What the task requires — Find each line containing the string "desember". Copy it.

━━━━━━━━

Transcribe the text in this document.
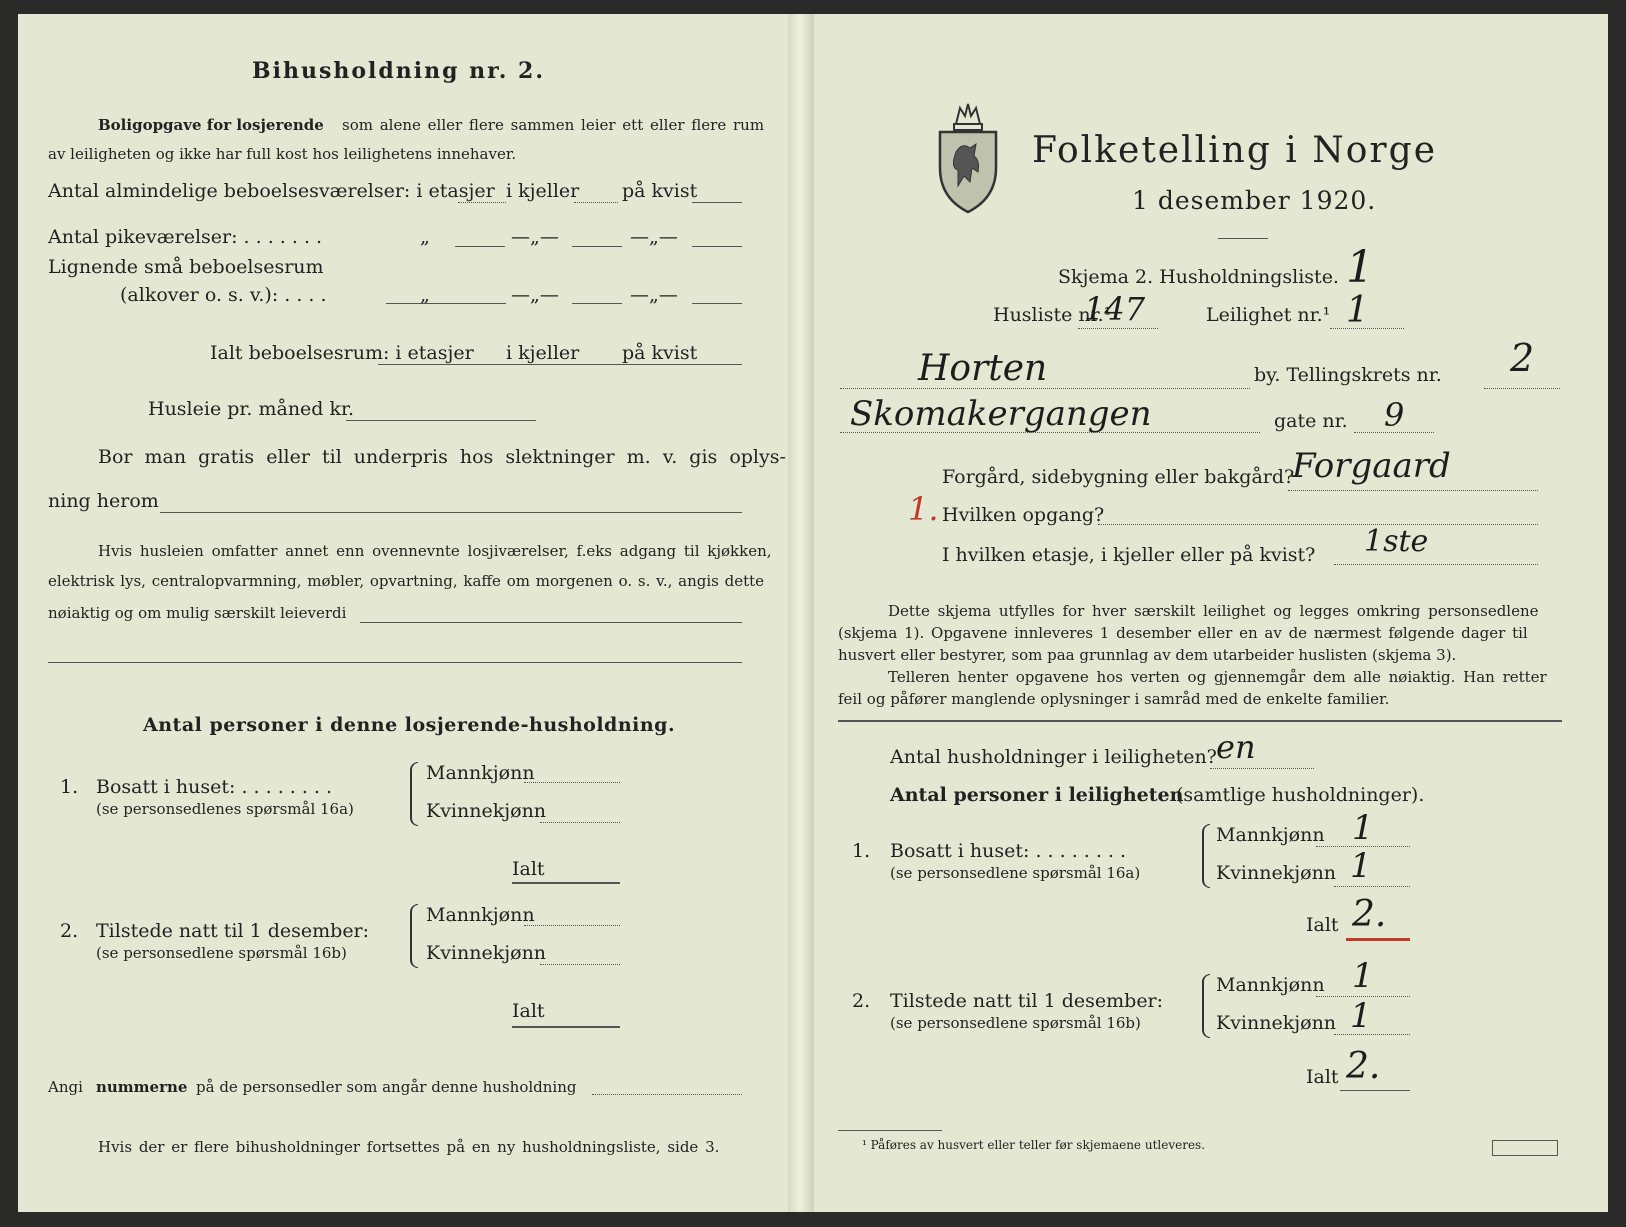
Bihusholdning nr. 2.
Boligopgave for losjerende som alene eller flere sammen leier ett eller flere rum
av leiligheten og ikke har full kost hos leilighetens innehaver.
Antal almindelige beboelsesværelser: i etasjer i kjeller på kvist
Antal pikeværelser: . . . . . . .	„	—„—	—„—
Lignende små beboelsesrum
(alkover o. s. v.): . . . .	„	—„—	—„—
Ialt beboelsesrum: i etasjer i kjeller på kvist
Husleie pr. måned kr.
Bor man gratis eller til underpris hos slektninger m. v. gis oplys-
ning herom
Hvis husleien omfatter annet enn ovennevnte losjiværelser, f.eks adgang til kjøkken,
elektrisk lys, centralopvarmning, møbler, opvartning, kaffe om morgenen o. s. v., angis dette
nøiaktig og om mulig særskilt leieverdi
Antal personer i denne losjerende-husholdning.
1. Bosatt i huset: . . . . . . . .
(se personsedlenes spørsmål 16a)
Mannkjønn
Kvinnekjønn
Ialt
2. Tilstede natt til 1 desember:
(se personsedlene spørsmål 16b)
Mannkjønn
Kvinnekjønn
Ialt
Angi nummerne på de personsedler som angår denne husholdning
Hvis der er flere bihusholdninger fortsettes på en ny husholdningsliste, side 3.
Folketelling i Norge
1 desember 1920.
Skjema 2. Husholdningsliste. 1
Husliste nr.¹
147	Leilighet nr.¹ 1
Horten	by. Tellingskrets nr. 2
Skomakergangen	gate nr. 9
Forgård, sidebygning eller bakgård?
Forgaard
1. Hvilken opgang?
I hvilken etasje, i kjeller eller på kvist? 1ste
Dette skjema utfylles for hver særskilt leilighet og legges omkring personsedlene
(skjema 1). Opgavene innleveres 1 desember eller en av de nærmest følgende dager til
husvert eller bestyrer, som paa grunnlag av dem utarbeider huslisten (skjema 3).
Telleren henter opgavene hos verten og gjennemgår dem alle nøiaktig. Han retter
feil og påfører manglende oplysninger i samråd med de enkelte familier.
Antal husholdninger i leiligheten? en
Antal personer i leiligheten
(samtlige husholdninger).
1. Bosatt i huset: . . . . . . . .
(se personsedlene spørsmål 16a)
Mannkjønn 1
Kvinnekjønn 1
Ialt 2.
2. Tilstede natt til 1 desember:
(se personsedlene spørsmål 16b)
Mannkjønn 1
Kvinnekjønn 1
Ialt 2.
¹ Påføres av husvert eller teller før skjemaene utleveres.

━━━━━━━━

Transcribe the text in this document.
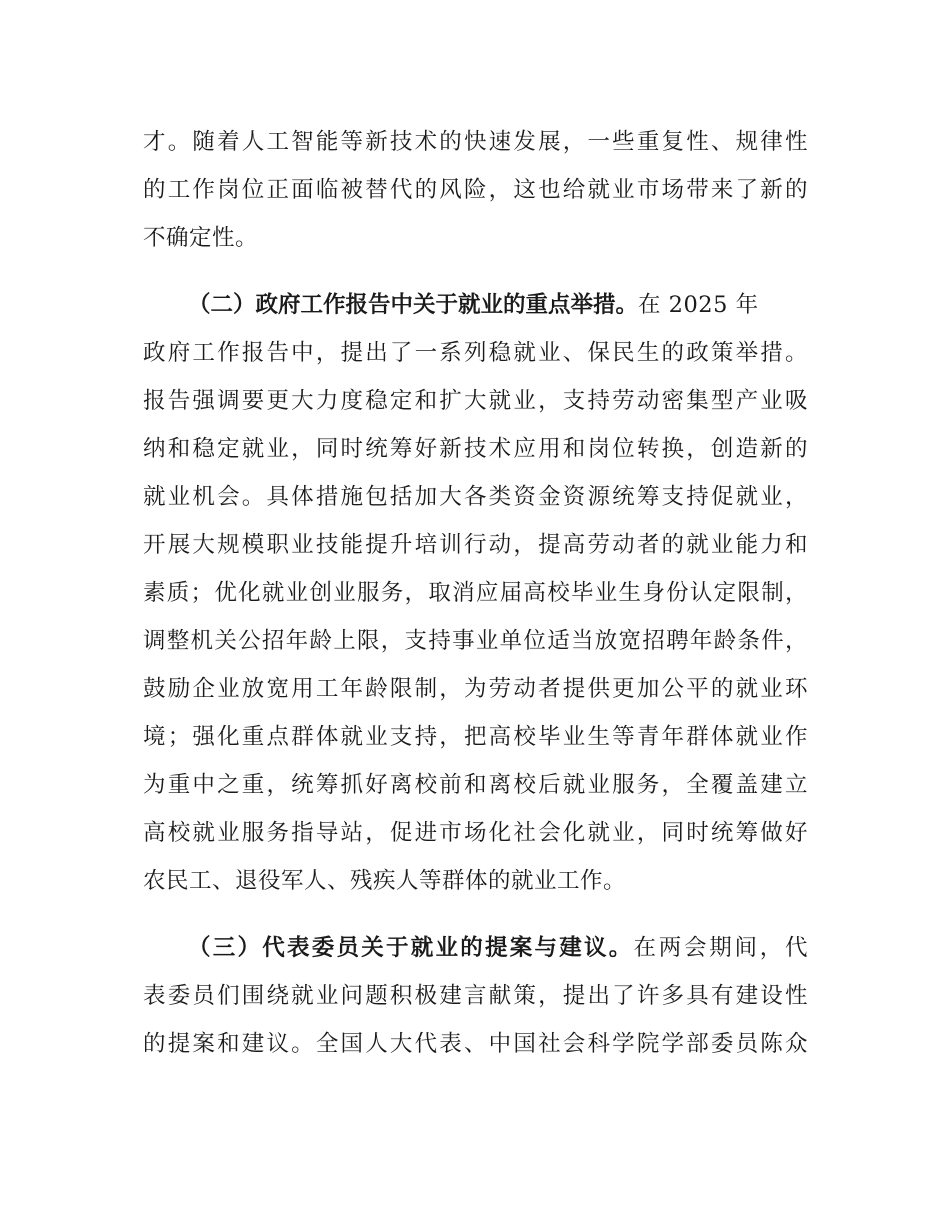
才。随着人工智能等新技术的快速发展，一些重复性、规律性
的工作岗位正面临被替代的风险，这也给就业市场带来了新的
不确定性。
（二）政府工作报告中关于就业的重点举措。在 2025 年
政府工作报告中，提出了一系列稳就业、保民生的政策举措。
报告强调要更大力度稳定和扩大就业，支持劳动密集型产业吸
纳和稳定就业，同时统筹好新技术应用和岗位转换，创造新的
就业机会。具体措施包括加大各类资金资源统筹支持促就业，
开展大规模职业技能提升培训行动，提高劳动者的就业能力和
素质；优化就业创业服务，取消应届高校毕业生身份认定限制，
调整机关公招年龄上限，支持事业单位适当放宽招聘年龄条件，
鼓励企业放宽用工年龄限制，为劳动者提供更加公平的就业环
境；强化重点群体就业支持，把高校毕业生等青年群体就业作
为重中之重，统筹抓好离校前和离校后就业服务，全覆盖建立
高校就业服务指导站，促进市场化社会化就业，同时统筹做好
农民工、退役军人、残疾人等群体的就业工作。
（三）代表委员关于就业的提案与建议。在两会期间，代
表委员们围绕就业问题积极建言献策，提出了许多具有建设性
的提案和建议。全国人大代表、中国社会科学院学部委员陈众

━━━━━━━━

Solution for this task —
2. Tilstede natt til 1 desember:
1 desember 1920.
(skjema 1). Opgavene innleveres 1 desember eller en av de nærmest følgende dager til
2. Tilstede natt til 1 desember:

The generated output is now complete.